* **What the task asks**:
Output the full listing word for word.

-----

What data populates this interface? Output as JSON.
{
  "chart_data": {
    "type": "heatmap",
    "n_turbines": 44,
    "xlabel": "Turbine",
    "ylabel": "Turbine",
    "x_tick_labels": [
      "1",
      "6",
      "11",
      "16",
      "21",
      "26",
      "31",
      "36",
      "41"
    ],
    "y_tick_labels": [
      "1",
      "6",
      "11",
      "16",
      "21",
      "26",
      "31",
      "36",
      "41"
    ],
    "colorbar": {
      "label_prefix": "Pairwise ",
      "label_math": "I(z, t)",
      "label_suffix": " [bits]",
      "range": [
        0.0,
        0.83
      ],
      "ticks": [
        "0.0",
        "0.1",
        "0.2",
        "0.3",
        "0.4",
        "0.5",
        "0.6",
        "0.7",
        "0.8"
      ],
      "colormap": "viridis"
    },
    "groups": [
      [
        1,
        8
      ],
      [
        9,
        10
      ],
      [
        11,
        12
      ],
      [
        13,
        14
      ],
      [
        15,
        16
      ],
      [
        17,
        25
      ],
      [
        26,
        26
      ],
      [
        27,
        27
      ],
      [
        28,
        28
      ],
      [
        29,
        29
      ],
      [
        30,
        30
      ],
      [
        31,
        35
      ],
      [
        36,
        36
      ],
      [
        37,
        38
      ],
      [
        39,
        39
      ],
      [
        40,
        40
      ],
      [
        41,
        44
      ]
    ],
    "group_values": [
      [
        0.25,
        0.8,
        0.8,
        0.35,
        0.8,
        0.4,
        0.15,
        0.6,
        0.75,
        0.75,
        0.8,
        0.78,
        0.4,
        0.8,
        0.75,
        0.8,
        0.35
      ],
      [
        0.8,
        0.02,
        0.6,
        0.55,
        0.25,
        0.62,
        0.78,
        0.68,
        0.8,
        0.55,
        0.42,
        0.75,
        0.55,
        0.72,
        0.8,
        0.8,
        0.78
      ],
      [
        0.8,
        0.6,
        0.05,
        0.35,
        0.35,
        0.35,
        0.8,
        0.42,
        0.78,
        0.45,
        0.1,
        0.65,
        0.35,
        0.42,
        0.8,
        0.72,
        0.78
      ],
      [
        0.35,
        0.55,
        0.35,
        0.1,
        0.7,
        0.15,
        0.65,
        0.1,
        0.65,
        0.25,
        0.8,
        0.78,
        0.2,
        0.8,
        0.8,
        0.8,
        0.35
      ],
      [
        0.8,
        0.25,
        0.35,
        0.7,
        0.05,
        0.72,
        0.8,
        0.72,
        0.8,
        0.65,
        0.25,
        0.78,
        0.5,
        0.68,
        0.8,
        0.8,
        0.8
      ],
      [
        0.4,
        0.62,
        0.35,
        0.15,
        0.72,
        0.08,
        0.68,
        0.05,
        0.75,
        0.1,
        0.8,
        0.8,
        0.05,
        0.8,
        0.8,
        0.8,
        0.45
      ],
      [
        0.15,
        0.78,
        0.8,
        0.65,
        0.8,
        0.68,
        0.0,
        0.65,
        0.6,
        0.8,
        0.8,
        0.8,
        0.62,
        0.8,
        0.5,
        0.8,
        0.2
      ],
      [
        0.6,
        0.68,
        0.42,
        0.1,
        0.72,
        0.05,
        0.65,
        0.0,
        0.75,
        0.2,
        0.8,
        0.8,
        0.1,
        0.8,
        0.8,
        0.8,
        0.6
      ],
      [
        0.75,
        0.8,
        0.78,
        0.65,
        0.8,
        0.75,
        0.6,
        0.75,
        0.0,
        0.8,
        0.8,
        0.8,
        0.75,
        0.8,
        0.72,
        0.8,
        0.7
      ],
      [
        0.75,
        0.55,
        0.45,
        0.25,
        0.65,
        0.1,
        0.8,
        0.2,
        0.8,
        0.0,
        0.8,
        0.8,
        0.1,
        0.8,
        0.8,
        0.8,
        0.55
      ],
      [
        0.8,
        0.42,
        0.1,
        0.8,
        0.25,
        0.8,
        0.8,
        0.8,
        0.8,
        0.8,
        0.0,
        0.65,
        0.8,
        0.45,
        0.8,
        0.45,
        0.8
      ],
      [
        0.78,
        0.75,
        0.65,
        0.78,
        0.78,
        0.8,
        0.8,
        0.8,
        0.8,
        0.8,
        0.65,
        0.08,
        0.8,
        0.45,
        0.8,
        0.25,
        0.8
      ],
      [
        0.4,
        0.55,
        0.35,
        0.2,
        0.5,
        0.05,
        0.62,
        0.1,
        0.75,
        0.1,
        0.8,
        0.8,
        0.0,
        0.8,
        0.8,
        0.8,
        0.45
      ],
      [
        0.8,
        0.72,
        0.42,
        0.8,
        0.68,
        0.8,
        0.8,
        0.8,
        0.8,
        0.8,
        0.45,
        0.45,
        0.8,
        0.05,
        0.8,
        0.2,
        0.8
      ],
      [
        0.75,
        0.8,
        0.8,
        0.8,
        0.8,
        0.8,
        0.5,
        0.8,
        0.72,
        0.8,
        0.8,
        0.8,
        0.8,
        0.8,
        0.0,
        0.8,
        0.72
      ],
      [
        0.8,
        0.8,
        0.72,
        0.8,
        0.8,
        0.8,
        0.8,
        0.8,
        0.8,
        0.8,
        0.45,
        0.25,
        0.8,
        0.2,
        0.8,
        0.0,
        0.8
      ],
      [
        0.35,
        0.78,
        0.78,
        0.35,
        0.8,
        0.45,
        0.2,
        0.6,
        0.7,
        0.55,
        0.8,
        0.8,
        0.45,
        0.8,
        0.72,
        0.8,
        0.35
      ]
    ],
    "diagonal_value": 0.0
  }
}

-----

* **Final result**:
What data populates this interface? Output as JSON.
{
  "chart_data": {
    "type": "heatmap",
    "n_turbines": 44,
    "xlabel": "Turbine",
    "ylabel": "Turbine",
    "x_tick_labels": [
      "1",
      "6",
      "11",
      "16",
      "21",
      "26",
      "31",
      "36",
      "41"
    ],
    "y_tick_labels": [
      "1",
      "6",
      "11",
      "16",
      "21",
      "26",
      "31",
      "36",
      "41"
    ],
    "colorbar": {
      "label_prefix": "Pairwise ",
      "label_math": "I(z, t)",
      "label_suffix": " [bits]",
      "range": [
        0.0,
        0.83
      ],
      "ticks": [
        "0.0",
        "0.1",
        "0.2",
        "0.3",
        "0.4",
        "0.5",
        "0.6",
        "0.7",
        "0.8"
      ],
      "colormap": "viridis"
    },
    "groups": [
      [
        1,
        8
      ],
      [
        9,
        10
      ],
      [
        11,
        12
      ],
      [
        13,
        14
      ],
      [
        15,
        16
      ],
      [
        17,
        25
      ],
      [
        26,
        26
      ],
      [
        27,
        27
      ],
      [
        28,
        28
      ],
      [
        29,
        29
      ],
      [
        30,
        30
      ],
      [
        31,
        35
      ],
      [
        36,
        36
      ],
      [
        37,
        38
      ],
      [
        39,
        39
      ],
      [
        40,
        40
      ],
      [
        41,
        44
      ]
    ],
    "group_values": [
      [
        0.25,
        0.8,
        0.8,
        0.35,
        0.8,
        0.4,
        0.15,
        0.6,
        0.75,
        0.75,
        0.8,
        0.78,
        0.4,
        0.8,
        0.75,
        0.8,
        0.35
      ],
      [
        0.8,
        0.02,
        0.6,
        0.55,
        0.25,
        0.62,
        0.78,
        0.68,
        0.8,
        0.55,
        0.42,
        0.75,
        0.55,
        0.72,
        0.8,
        0.8,
        0.78
      ],
      [
        0.8,
        0.6,
        0.05,
        0.35,
        0.35,
        0.35,
        0.8,
        0.42,
        0.78,
        0.45,
        0.1,
        0.65,
        0.35,
        0.42,
        0.8,
        0.72,
        0.78
      ],
      [
        0.35,
        0.55,
        0.35,
        0.1,
        0.7,
        0.15,
        0.65,
        0.1,
        0.65,
        0.25,
        0.8,
        0.78,
        0.2,
        0.8,
        0.8,
        0.8,
        0.35
      ],
      [
        0.8,
        0.25,
        0.35,
        0.7,
        0.05,
        0.72,
        0.8,
        0.72,
        0.8,
        0.65,
        0.25,
        0.78,
        0.5,
        0.68,
        0.8,
        0.8,
        0.8
      ],
      [
        0.4,
        0.62,
        0.35,
        0.15,
        0.72,
        0.08,
        0.68,
        0.05,
        0.75,
        0.1,
        0.8,
        0.8,
        0.05,
        0.8,
        0.8,
        0.8,
        0.45
      ],
      [
        0.15,
        0.78,
        0.8,
        0.65,
        0.8,
        0.68,
        0.0,
        0.65,
        0.6,
        0.8,
        0.8,
        0.8,
        0.62,
        0.8,
        0.5,
        0.8,
        0.2
      ],
      [
        0.6,
        0.68,
        0.42,
        0.1,
        0.72,
        0.05,
        0.65,
        0.0,
        0.75,
        0.2,
        0.8,
        0.8,
        0.1,
        0.8,
        0.8,
        0.8,
        0.6
      ],
      [
        0.75,
        0.8,
        0.78,
        0.65,
        0.8,
        0.75,
        0.6,
        0.75,
        0.0,
        0.8,
        0.8,
        0.8,
        0.75,
        0.8,
        0.72,
        0.8,
        0.7
      ],
      [
        0.75,
        0.55,
        0.45,
        0.25,
        0.65,
        0.1,
        0.8,
        0.2,
        0.8,
        0.0,
        0.8,
        0.8,
        0.1,
        0.8,
        0.8,
        0.8,
        0.55
      ],
      [
        0.8,
        0.42,
        0.1,
        0.8,
        0.25,
        0.8,
        0.8,
        0.8,
        0.8,
        0.8,
        0.0,
        0.65,
        0.8,
        0.45,
        0.8,
        0.45,
        0.8
      ],
      [
        0.78,
        0.75,
        0.65,
        0.78,
        0.78,
        0.8,
        0.8,
        0.8,
        0.8,
        0.8,
        0.65,
        0.08,
        0.8,
        0.45,
        0.8,
        0.25,
        0.8
      ],
      [
        0.4,
        0.55,
        0.35,
        0.2,
        0.5,
        0.05,
        0.62,
        0.1,
        0.75,
        0.1,
        0.8,
        0.8,
        0.0,
        0.8,
        0.8,
        0.8,
        0.45
      ],
      [
        0.8,
        0.72,
        0.42,
        0.8,
        0.68,
        0.8,
        0.8,
        0.8,
        0.8,
        0.8,
        0.45,
        0.45,
        0.8,
        0.05,
        0.8,
        0.2,
        0.8
      ],
      [
        0.75,
        0.8,
        0.8,
        0.8,
        0.8,
        0.8,
        0.5,
        0.8,
        0.72,
        0.8,
        0.8,
        0.8,
        0.8,
        0.8,
        0.0,
        0.8,
        0.72
      ],
      [
        0.8,
        0.8,
        0.72,
        0.8,
        0.8,
        0.8,
        0.8,
        0.8,
        0.8,
        0.8,
        0.45,
        0.25,
        0.8,
        0.2,
        0.8,
        0.0,
        0.8
      ],
      [
        0.35,
        0.78,
        0.78,
        0.35,
        0.8,
        0.45,
        0.2,
        0.6,
        0.7,
        0.55,
        0.8,
        0.8,
        0.45,
        0.8,
        0.72,
        0.8,
        0.35
      ]
    ],
    "diagonal_value": 0.0
  }
}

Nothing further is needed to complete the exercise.